Make an exact copy of all the entries, but do not reproduce the pictures.

§ Records

____________

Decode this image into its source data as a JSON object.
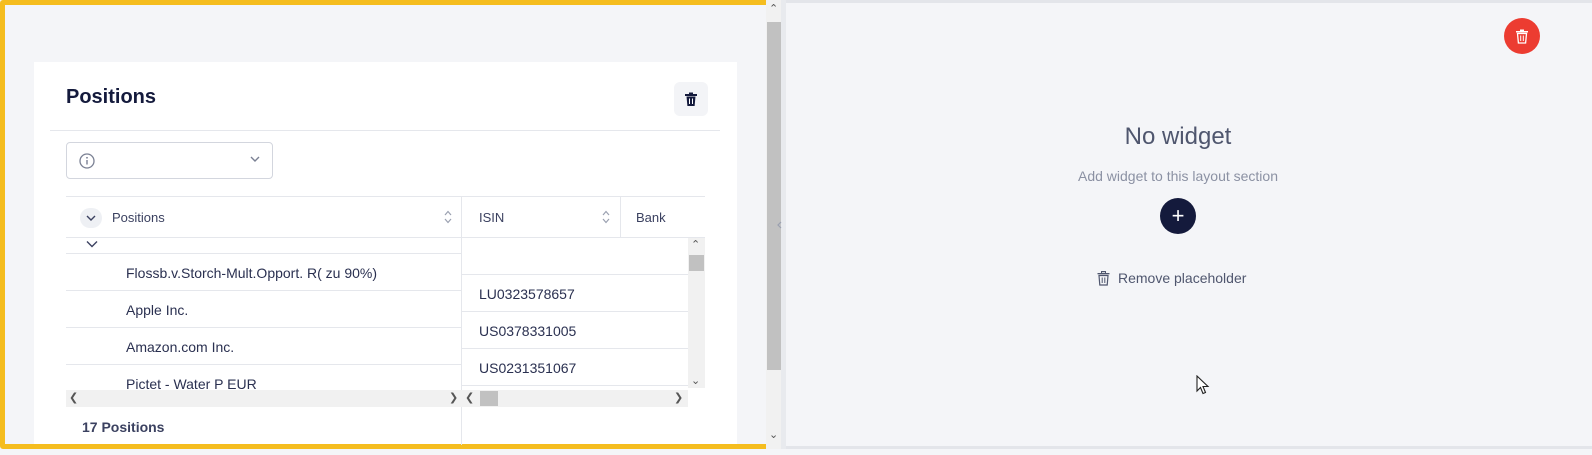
{
  "left_widget": {
    "title": "Positions",
    "grid": {
      "columns": [
        {
          "label": "Positions"
        },
        {
          "label": "ISIN"
        },
        {
          "label": "Bank"
        }
      ],
      "rows": [
        {
          "position": "Flossb.v.Storch-Mult.Opport. R( zu 90%)",
          "isin": ""
        },
        {
          "position": "Apple Inc.",
          "isin": "LU0323578657"
        },
        {
          "position": "Amazon.com Inc.",
          "isin": "US0378331005"
        },
        {
          "position": "Pictet - Water P EUR",
          "isin": "US0231351067"
        }
      ],
      "footer": "17 Positions"
    },
    "icons": {
      "delete": "trash-icon",
      "info": "info-icon",
      "dropdown": "chevron-down-icon",
      "expand": "chevron-down-icon",
      "sort": "sort-icon"
    }
  },
  "right_section": {
    "empty_title": "No widget",
    "empty_subtitle": "Add widget to this layout section",
    "add_button": "+",
    "remove_label": "Remove placeholder"
  },
  "colors": {
    "selection_border": "#f5bd1f",
    "danger": "#ec3c31",
    "primary": "#141a3c"
  }
}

____________

§ Solution to this problem
Decode this image into its source data as a JSON object.
{
  "left_widget": {
    "title": "Positions",
    "grid": {
      "columns": [
        {
          "label": "Positions"
        },
        {
          "label": "ISIN"
        },
        {
          "label": "Bank"
        }
      ],
      "rows": [
        {
          "position": "Flossb.v.Storch-Mult.Opport. R( zu 90%)",
          "isin": ""
        },
        {
          "position": "Apple Inc.",
          "isin": "LU0323578657"
        },
        {
          "position": "Amazon.com Inc.",
          "isin": "US0378331005"
        },
        {
          "position": "Pictet - Water P EUR",
          "isin": "US0231351067"
        }
      ],
      "footer": "17 Positions"
    },
    "icons": {
      "delete": "trash-icon",
      "info": "info-icon",
      "dropdown": "chevron-down-icon",
      "expand": "chevron-down-icon",
      "sort": "sort-icon"
    }
  },
  "right_section": {
    "empty_title": "No widget",
    "empty_subtitle": "Add widget to this layout section",
    "add_button": "+",
    "remove_label": "Remove placeholder"
  },
  "colors": {
    "selection_border": "#f5bd1f",
    "danger": "#ec3c31",
    "primary": "#141a3c"
  }
}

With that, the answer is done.